Gather each line containing the string "musluğu" from these entries.

[Dataset items]
====================
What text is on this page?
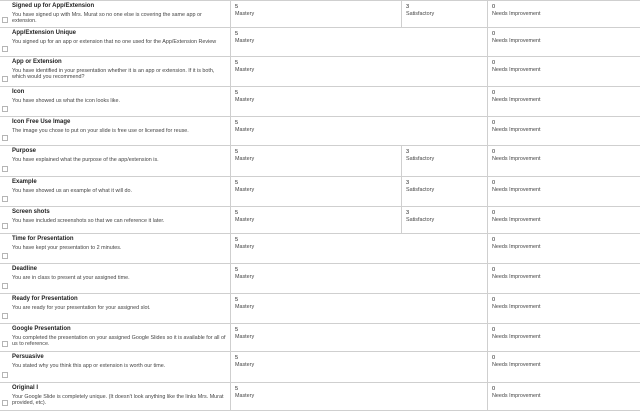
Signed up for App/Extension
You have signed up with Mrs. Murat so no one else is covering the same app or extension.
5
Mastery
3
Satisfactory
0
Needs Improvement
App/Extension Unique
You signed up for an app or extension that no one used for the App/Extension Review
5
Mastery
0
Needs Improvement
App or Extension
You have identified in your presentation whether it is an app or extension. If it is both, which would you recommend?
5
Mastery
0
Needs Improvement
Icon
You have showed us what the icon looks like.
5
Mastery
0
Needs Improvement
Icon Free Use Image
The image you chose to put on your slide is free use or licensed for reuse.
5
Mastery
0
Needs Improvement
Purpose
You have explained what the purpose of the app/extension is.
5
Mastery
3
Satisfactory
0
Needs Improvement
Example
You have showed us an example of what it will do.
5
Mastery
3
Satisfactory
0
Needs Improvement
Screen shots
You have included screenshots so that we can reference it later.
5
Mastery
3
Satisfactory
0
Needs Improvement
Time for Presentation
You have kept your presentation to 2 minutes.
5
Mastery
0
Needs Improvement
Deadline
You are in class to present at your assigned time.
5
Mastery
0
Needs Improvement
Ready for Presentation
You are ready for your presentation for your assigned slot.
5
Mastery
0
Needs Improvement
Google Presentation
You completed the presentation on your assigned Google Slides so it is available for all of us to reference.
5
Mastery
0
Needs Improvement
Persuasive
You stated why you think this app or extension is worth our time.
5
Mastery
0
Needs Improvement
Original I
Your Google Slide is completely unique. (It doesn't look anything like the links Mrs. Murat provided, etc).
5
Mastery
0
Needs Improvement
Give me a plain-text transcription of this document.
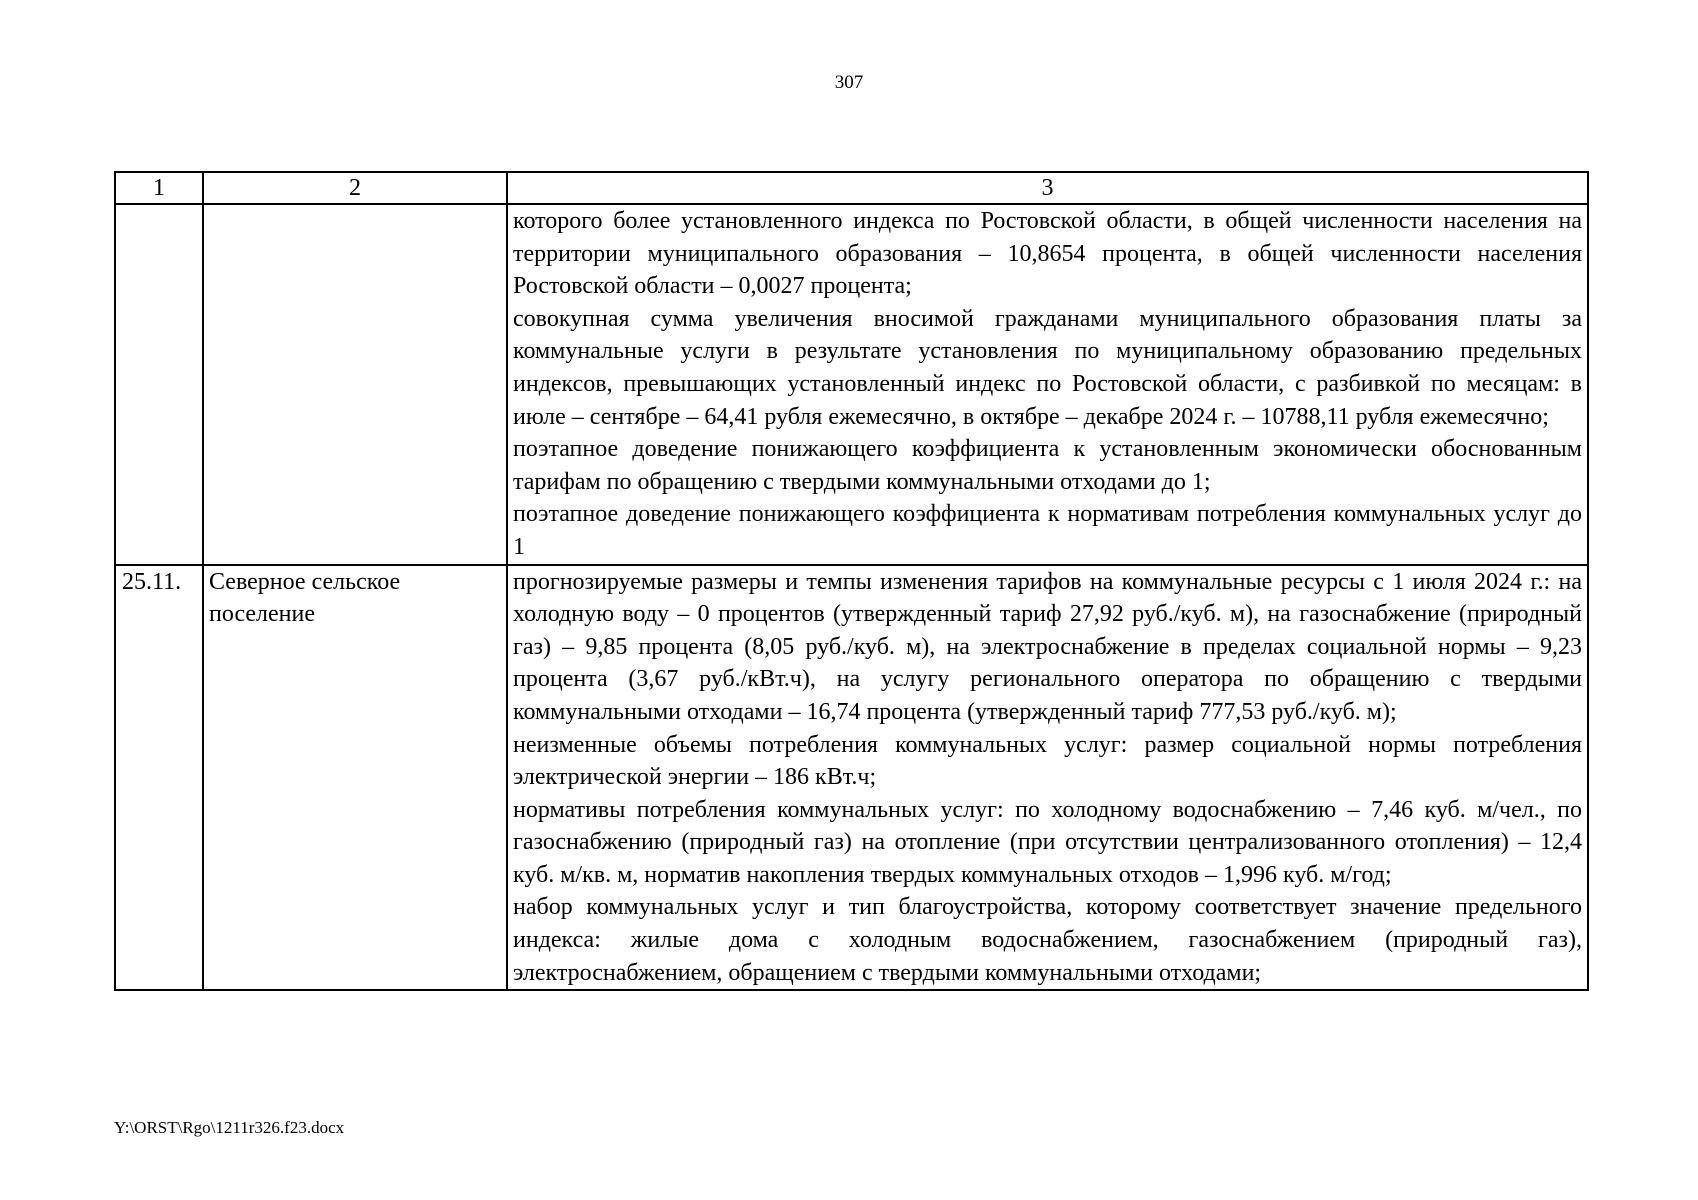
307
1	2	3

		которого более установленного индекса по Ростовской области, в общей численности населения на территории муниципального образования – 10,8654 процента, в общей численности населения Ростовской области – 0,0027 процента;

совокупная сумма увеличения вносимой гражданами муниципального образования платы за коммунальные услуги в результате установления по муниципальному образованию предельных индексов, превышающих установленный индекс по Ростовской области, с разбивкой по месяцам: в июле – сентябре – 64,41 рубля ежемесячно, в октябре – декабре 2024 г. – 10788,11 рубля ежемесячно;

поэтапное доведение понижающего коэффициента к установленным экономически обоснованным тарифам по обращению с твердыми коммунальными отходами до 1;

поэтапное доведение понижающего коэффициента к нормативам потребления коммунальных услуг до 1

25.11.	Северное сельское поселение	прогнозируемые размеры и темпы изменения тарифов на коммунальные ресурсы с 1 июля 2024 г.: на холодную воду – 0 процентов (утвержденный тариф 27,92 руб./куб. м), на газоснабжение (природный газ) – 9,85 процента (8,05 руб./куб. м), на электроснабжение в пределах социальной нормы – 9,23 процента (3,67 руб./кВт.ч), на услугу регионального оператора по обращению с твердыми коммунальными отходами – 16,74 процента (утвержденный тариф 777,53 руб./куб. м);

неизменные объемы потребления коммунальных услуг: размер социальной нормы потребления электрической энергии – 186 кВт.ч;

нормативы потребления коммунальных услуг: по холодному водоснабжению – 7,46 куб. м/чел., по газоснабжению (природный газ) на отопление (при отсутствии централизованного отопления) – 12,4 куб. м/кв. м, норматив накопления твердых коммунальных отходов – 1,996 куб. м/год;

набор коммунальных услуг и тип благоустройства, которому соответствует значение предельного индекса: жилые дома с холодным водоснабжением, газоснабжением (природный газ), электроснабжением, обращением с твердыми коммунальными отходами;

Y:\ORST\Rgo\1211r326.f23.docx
====================
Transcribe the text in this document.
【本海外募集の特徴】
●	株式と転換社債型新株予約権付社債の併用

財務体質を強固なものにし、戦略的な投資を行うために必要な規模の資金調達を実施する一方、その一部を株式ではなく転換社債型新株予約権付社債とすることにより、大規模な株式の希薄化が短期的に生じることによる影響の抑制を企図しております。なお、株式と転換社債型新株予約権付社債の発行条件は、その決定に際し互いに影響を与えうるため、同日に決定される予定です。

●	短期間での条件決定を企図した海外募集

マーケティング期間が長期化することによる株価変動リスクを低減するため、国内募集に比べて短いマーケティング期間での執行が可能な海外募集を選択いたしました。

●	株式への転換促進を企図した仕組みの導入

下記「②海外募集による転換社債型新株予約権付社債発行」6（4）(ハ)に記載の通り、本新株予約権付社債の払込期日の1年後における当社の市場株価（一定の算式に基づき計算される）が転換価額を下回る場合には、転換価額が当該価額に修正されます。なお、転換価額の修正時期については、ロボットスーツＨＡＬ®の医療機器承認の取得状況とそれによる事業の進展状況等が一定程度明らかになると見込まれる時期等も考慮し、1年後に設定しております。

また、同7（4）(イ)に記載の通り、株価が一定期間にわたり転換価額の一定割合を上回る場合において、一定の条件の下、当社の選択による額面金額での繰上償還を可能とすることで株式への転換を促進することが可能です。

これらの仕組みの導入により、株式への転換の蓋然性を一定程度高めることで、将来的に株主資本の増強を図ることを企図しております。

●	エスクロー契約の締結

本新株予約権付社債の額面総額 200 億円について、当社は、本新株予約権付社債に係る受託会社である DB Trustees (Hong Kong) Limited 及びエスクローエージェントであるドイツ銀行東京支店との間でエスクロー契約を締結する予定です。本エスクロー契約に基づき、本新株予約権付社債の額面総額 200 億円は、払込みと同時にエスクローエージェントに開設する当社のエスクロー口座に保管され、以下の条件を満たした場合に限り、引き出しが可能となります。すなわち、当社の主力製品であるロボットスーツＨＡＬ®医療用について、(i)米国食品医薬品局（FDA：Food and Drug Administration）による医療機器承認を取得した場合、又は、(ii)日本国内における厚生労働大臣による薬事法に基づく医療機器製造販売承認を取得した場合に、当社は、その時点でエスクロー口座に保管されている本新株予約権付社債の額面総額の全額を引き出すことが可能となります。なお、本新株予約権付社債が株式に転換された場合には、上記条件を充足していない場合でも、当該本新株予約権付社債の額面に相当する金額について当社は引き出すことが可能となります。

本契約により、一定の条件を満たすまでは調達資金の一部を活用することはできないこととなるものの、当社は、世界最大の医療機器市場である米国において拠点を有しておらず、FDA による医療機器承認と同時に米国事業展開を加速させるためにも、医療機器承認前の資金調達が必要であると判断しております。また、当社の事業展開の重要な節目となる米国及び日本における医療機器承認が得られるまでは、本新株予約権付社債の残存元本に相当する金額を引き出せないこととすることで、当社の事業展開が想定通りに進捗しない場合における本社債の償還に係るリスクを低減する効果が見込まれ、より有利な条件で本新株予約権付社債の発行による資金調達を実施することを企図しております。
====================
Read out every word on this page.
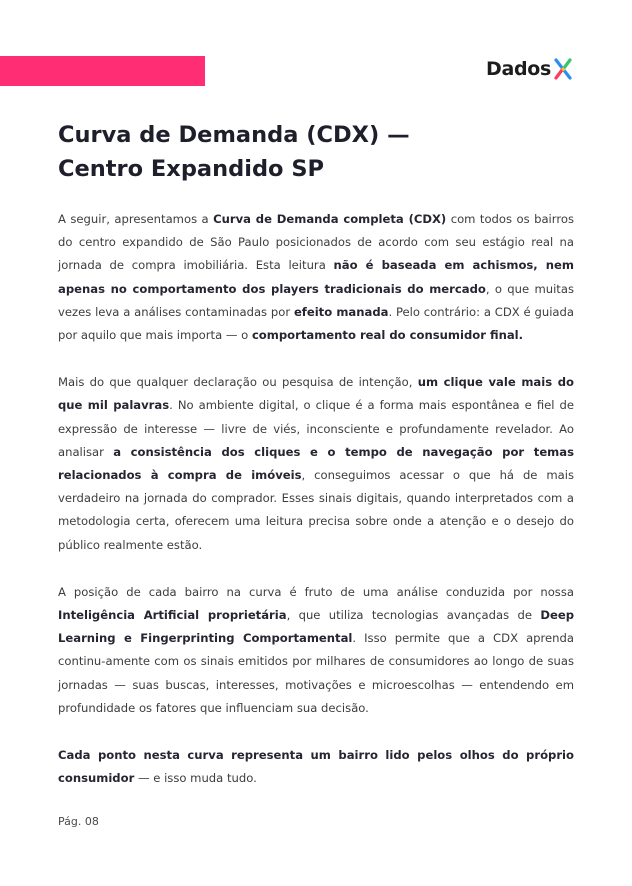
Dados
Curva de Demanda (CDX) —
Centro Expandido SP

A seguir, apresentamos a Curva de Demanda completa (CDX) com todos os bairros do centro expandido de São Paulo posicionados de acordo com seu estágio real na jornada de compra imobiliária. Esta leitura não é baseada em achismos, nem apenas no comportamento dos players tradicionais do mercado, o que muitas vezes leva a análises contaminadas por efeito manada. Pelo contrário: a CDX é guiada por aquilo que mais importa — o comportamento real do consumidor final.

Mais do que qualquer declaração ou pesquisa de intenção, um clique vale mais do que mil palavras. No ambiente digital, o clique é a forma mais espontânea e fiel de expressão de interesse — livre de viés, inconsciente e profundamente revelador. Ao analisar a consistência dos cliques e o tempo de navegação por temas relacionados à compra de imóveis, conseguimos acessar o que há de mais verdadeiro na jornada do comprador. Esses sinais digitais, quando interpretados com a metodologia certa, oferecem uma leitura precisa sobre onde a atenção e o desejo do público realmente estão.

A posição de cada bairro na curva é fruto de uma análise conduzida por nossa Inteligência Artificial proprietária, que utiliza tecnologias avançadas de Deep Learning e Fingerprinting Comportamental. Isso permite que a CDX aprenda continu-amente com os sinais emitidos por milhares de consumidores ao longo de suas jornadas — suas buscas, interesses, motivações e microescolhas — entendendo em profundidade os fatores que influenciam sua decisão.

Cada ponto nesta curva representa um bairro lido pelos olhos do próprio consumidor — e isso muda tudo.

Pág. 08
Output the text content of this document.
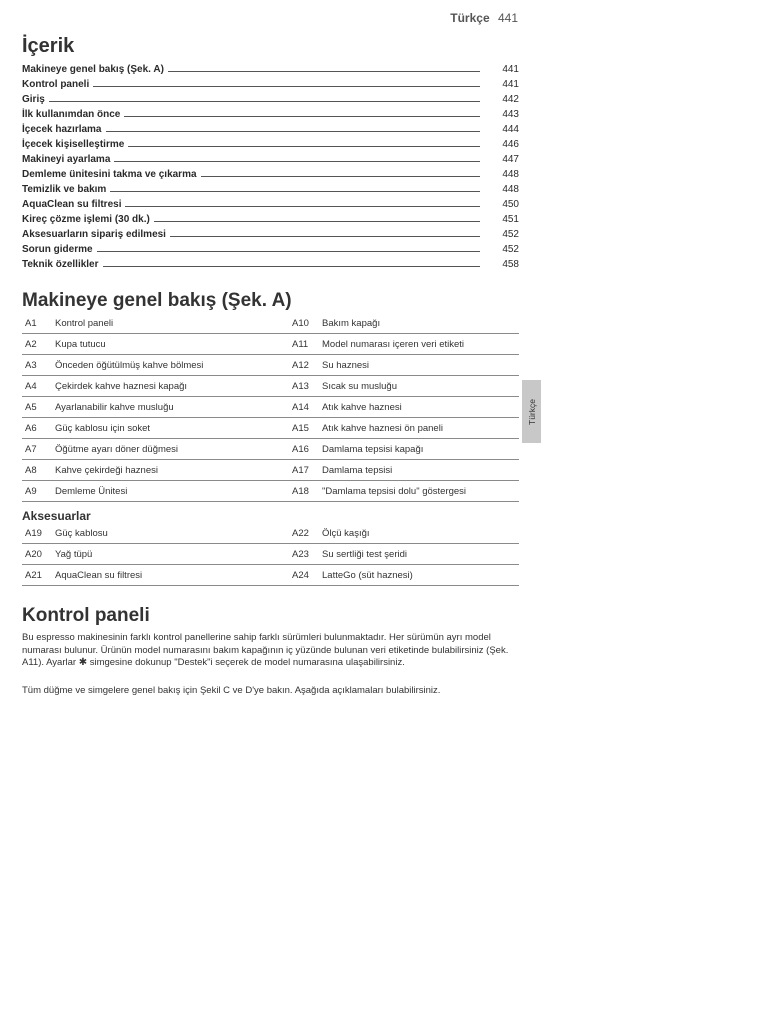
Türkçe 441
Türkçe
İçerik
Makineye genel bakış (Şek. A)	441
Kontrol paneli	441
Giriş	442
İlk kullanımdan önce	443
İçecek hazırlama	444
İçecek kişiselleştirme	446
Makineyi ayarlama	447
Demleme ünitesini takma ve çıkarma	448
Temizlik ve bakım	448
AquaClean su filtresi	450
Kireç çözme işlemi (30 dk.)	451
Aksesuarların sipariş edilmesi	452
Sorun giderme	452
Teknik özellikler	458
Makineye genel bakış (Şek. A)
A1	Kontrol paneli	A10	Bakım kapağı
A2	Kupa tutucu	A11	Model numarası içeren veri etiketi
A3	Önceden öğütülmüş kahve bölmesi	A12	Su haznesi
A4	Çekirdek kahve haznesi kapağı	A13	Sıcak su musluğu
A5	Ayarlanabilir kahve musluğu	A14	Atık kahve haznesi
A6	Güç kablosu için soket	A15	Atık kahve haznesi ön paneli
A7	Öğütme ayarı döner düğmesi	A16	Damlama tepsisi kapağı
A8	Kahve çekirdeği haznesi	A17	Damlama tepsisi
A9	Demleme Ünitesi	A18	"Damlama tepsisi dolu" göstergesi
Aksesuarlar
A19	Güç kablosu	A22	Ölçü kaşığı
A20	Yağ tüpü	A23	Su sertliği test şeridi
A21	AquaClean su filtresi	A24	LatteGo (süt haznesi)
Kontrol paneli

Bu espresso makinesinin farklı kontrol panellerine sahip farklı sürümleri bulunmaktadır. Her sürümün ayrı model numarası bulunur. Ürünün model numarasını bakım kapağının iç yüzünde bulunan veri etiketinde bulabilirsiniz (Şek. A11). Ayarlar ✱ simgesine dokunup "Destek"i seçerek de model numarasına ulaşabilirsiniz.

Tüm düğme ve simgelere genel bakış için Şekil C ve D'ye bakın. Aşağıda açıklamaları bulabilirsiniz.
====================
SOLUTION FOR THIS TASK:
A4	Çekirdek kahve haznesi kapağı	A13	Sıcak su musluğu
A5	Ayarlanabilir kahve musluğu	A14	Atık kahve haznesi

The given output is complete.